_Records_
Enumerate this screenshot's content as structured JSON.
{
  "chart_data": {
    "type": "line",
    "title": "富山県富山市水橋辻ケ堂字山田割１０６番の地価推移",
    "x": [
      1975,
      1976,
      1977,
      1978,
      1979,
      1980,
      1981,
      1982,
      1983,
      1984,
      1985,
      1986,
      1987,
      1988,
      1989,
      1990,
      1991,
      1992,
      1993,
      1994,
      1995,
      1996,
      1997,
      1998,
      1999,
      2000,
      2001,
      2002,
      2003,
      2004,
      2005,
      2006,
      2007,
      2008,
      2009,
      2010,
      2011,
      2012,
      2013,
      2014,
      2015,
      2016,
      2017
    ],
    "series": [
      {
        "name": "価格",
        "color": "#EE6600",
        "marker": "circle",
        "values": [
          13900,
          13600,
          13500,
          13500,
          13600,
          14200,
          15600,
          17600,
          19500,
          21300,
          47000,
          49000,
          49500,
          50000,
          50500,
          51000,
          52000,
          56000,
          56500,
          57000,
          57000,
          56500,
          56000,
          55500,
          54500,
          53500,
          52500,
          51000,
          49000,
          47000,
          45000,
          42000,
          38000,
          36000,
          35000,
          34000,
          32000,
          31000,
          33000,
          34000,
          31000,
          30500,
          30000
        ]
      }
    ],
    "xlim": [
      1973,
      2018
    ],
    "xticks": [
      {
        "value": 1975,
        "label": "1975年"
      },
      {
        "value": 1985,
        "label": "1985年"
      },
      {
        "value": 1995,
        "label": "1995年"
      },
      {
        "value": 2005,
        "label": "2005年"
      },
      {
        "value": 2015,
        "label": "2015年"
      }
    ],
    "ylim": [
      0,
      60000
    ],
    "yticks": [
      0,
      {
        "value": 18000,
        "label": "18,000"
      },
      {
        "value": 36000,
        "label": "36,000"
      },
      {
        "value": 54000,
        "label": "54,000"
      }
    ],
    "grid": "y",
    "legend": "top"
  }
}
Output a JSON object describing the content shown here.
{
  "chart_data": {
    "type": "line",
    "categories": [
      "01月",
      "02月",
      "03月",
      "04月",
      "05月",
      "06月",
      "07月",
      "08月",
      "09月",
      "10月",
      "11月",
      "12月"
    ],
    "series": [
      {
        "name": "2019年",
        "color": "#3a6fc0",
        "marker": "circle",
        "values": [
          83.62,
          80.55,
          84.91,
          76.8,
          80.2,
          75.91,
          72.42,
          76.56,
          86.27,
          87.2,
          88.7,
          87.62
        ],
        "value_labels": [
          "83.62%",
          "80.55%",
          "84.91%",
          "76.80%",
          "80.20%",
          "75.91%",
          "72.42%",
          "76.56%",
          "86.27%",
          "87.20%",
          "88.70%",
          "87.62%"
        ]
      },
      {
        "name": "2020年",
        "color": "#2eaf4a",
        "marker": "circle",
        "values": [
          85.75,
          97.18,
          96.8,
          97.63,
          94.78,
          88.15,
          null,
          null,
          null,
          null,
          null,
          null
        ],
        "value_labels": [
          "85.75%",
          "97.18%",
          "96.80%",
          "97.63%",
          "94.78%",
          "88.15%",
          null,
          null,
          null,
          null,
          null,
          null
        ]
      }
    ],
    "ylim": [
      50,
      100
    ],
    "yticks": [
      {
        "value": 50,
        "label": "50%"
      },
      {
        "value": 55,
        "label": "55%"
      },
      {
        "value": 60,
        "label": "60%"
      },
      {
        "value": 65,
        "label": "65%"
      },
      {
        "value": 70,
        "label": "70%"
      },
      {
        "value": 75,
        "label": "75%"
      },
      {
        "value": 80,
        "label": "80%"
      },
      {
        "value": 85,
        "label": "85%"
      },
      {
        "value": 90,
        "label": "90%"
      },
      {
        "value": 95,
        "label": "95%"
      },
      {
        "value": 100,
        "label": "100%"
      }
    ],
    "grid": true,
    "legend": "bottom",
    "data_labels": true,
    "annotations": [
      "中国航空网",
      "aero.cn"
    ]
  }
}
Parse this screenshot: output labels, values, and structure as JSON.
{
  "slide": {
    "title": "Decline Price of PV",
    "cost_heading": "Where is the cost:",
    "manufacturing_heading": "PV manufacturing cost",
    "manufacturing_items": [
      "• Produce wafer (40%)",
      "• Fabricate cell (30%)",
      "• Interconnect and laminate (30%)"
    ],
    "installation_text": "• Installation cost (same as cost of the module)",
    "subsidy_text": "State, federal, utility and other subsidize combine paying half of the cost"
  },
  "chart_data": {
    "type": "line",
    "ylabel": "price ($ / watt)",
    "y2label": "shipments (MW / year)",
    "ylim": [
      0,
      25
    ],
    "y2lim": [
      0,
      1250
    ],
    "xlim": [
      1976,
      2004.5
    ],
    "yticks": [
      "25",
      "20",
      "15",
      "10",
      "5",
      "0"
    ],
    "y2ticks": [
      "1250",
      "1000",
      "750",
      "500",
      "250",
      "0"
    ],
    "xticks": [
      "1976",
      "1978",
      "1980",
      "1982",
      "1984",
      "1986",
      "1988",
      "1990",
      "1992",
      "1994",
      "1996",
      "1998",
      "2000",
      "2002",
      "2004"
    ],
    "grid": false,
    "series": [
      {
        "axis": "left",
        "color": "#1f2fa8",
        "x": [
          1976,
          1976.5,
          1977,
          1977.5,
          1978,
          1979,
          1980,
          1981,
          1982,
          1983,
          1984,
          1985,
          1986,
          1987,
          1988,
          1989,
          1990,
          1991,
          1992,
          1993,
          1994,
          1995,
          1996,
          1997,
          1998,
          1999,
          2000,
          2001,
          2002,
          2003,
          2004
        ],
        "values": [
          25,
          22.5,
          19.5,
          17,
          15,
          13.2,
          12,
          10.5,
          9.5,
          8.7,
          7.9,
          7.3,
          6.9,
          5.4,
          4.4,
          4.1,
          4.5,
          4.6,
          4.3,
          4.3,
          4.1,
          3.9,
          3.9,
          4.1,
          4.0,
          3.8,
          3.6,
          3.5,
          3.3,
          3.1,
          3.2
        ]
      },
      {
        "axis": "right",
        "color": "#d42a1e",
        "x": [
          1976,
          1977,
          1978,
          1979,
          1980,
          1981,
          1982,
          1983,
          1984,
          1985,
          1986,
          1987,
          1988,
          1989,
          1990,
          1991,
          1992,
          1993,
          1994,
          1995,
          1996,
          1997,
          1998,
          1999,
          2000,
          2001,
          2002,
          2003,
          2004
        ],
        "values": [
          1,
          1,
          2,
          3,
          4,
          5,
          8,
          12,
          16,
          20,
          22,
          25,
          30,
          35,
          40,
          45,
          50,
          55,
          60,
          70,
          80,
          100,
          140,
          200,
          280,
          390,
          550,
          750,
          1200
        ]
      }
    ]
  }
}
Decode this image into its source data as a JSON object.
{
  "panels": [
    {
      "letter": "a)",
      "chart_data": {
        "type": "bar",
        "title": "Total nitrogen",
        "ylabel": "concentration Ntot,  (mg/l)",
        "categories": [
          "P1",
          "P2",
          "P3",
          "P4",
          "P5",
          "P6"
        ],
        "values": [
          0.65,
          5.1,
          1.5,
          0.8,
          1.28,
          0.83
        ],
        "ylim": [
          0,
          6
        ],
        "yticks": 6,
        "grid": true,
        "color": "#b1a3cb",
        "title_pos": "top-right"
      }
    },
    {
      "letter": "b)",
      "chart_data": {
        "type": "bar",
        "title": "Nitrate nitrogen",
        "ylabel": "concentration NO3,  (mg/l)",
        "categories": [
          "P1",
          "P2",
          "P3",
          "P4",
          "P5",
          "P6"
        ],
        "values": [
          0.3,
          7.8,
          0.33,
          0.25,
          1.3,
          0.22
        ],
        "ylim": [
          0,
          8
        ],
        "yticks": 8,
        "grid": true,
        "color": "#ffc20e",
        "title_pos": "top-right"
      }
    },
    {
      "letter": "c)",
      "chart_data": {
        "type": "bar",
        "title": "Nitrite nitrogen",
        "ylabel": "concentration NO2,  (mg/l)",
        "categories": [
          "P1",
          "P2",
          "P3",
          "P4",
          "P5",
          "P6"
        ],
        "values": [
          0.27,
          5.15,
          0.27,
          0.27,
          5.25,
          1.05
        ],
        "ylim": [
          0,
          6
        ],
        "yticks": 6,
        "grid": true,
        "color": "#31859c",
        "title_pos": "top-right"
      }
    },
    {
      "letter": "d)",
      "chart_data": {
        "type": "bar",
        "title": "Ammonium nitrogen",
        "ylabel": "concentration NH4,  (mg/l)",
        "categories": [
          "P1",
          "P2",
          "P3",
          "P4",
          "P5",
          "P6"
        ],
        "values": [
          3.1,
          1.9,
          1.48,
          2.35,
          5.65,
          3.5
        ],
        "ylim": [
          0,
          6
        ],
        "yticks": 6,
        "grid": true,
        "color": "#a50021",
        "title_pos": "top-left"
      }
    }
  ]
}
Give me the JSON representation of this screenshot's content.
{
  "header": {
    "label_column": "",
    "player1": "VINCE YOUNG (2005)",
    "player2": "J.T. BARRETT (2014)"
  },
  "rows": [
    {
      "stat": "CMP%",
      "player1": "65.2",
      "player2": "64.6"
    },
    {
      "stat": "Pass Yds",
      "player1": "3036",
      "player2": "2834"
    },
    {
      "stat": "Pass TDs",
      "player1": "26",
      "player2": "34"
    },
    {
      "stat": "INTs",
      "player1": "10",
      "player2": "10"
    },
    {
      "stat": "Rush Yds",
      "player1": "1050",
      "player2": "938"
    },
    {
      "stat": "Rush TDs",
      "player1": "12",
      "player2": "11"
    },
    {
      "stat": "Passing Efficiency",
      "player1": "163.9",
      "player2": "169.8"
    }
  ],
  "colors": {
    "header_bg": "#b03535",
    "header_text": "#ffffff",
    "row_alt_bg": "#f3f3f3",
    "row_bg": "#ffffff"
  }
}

_Exercise directions_
Lines of the material that contain the word "screenshot" are to be gathered.

_Task result_
Enumerate this screenshot's content as structured JSON.
Parse this screenshot: output labels, values, and structure as JSON.
Give me the JSON representation of this screenshot's content.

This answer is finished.